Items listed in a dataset
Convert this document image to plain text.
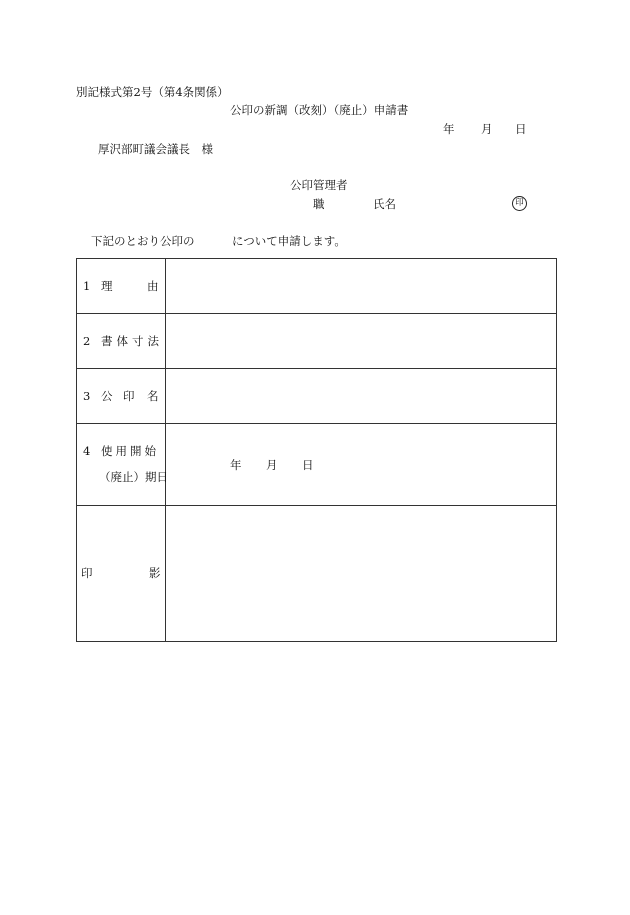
別記様式第2号（第4条関係）
公印の新調（改刻）（廃止）申請書
年 月 日
厚沢部町議会議長　様
公印管理者
職	氏名	印
下記のとおり公印の	について申請します。
1 理 由	

2 書体寸法	

3 公 印 名	

4 使用開始
（廃止）期日	年 月 日

印 影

Directions:
Transcribe all of the entries word for word, but skip any pictures they contain.

Output below:
Convert this document image to plain text.
別記様式第2号（第4条関係）
公印の新調（改刻）（廃止）申請書
年 月 日
厚沢部町議会議長　様
公印管理者
職	氏名	印
下記のとおり公印の	について申請します。
1 理 由	

2 書体寸法	

3 公 印 名	

4 使用開始
（廃止）期日	年 月 日

印 影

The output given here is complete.